Work instructions: Set each entry down verbatim, omitting images.

Dataset extract:
○ ○ ○ ○ ○
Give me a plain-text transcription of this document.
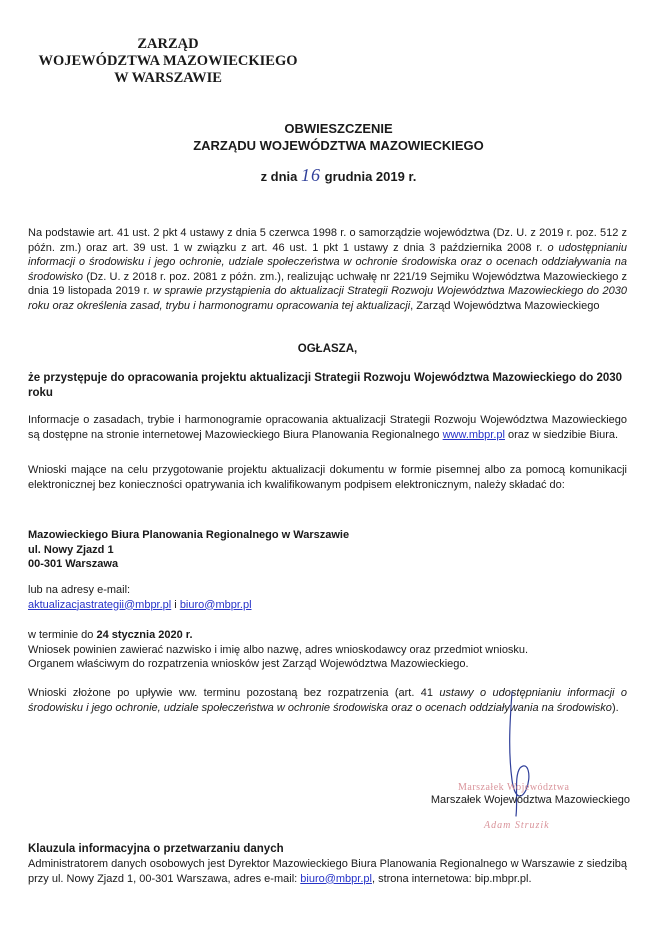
ZARZĄD
WOJEWÓDZTWA MAZOWIECKIEGO
W WARSZAWIE
OBWIESZCZENIE
ZARZĄDU WOJEWÓDZTWA MAZOWIECKIEGO
z dnia 16 grudnia 2019 r.

Na podstawie art. 41 ust. 2 pkt 4 ustawy z dnia 5 czerwca 1998 r. o samorządzie województwa (Dz. U. z 2019 r. poz. 512 z późn. zm.) oraz art. 39 ust. 1 w związku z art. 46 ust. 1 pkt 1 ustawy z dnia 3 października 2008 r. o udostępnianiu informacji o środowisku i jego ochronie, udziale społeczeństwa w ochronie środowiska oraz o ocenach oddziaływania na środowisko (Dz. U. z 2018 r. poz. 2081 z późn. zm.), realizując uchwałę nr 221/19 Sejmiku Województwa Mazowieckiego z dnia 19 listopada 2019 r. w sprawie przystąpienia do aktualizacji Strategii Rozwoju Województwa Mazowieckiego do 2030 roku oraz określenia zasad, trybu i harmonogramu opracowania tej aktualizacji, Zarząd Województwa Mazowieckiego

OGŁASZA,
że przystępuje do opracowania projektu aktualizacji Strategii Rozwoju Województwa Mazowieckiego do 2030 roku
Informacje o zasadach, trybie i harmonogramie opracowania aktualizacji Strategii Rozwoju Województwa Mazowieckiego są dostępne na stronie internetowej Mazowieckiego Biura Planowania Regionalnego www.mbpr.pl oraz w siedzibie Biura.
Wnioski mające na celu przygotowanie projektu aktualizacji dokumentu w formie pisemnej albo za pomocą komunikacji elektronicznej bez konieczności opatrywania ich kwalifikowanym podpisem elektronicznym, należy składać do:
Mazowieckiego Biura Planowania Regionalnego w Warszawie
ul. Nowy Zjazd 1
00-301 Warszawa
lub na adresy e-mail:
aktualizacjastrategii@mbpr.pl i biuro@mbpr.pl
w terminie do 24 stycznia 2020 r.
Wniosek powinien zawierać nazwisko i imię albo nazwę, adres wnioskodawcy oraz przedmiot wniosku.
Organem właściwym do rozpatrzenia wniosków jest Zarząd Województwa Mazowieckiego.
Wnioski złożone po upływie ww. terminu pozostaną bez rozpatrzenia (art. 41 ustawy o udostępnianiu informacji o środowisku i jego ochronie, udziale społeczeństwa w ochronie środowiska oraz o ocenach oddziaływania na środowisko).
Marszałek Województwa
Marszałek Województwa Mazowieckiego
Adam Struzik
Klauzula informacyjna o przetwarzaniu danych
Administratorem danych osobowych jest Dyrektor Mazowieckiego Biura Planowania Regionalnego w Warszawie z siedzibą przy ul. Nowy Zjazd 1, 00-301 Warszawa, adres e-mail: biuro@mbpr.pl, strona internetowa: bip.mbpr.pl.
○ ○ ○ ○ ○
Answer:
Give me a plain-text transcription of this document.
ZARZĄD
WOJEWÓDZTWA MAZOWIECKIEGO
W WARSZAWIE
OBWIESZCZENIE
ZARZĄDU WOJEWÓDZTWA MAZOWIECKIEGO
z dnia 16 grudnia 2019 r.

Na podstawie art. 41 ust. 2 pkt 4 ustawy z dnia 5 czerwca 1998 r. o samorządzie województwa (Dz. U. z 2019 r. poz. 512 z późn. zm.) oraz art. 39 ust. 1 w związku z art. 46 ust. 1 pkt 1 ustawy z dnia 3 października 2008 r. o udostępnianiu informacji o środowisku i jego ochronie, udziale społeczeństwa w ochronie środowiska oraz o ocenach oddziaływania na środowisko (Dz. U. z 2018 r. poz. 2081 z późn. zm.), realizując uchwałę nr 221/19 Sejmiku Województwa Mazowieckiego z dnia 19 listopada 2019 r. w sprawie przystąpienia do aktualizacji Strategii Rozwoju Województwa Mazowieckiego do 2030 roku oraz określenia zasad, trybu i harmonogramu opracowania tej aktualizacji, Zarząd Województwa Mazowieckiego

OGŁASZA,
że przystępuje do opracowania projektu aktualizacji Strategii Rozwoju Województwa Mazowieckiego do 2030 roku
Informacje o zasadach, trybie i harmonogramie opracowania aktualizacji Strategii Rozwoju Województwa Mazowieckiego są dostępne na stronie internetowej Mazowieckiego Biura Planowania Regionalnego www.mbpr.pl oraz w siedzibie Biura.
Wnioski mające na celu przygotowanie projektu aktualizacji dokumentu w formie pisemnej albo za pomocą komunikacji elektronicznej bez konieczności opatrywania ich kwalifikowanym podpisem elektronicznym, należy składać do:
Mazowieckiego Biura Planowania Regionalnego w Warszawie
ul. Nowy Zjazd 1
00-301 Warszawa
lub na adresy e-mail:
aktualizacjastrategii@mbpr.pl i biuro@mbpr.pl
w terminie do 24 stycznia 2020 r.
Wniosek powinien zawierać nazwisko i imię albo nazwę, adres wnioskodawcy oraz przedmiot wniosku.
Organem właściwym do rozpatrzenia wniosków jest Zarząd Województwa Mazowieckiego.
Wnioski złożone po upływie ww. terminu pozostaną bez rozpatrzenia (art. 41 ustawy o udostępnianiu informacji o środowisku i jego ochronie, udziale społeczeństwa w ochronie środowiska oraz o ocenach oddziaływania na środowisko).
Marszałek Województwa
Marszałek Województwa Mazowieckiego
Adam Struzik
Klauzula informacyjna o przetwarzaniu danych
Administratorem danych osobowych jest Dyrektor Mazowieckiego Biura Planowania Regionalnego w Warszawie z siedzibą przy ul. Nowy Zjazd 1, 00-301 Warszawa, adres e-mail: biuro@mbpr.pl, strona internetowa: bip.mbpr.pl.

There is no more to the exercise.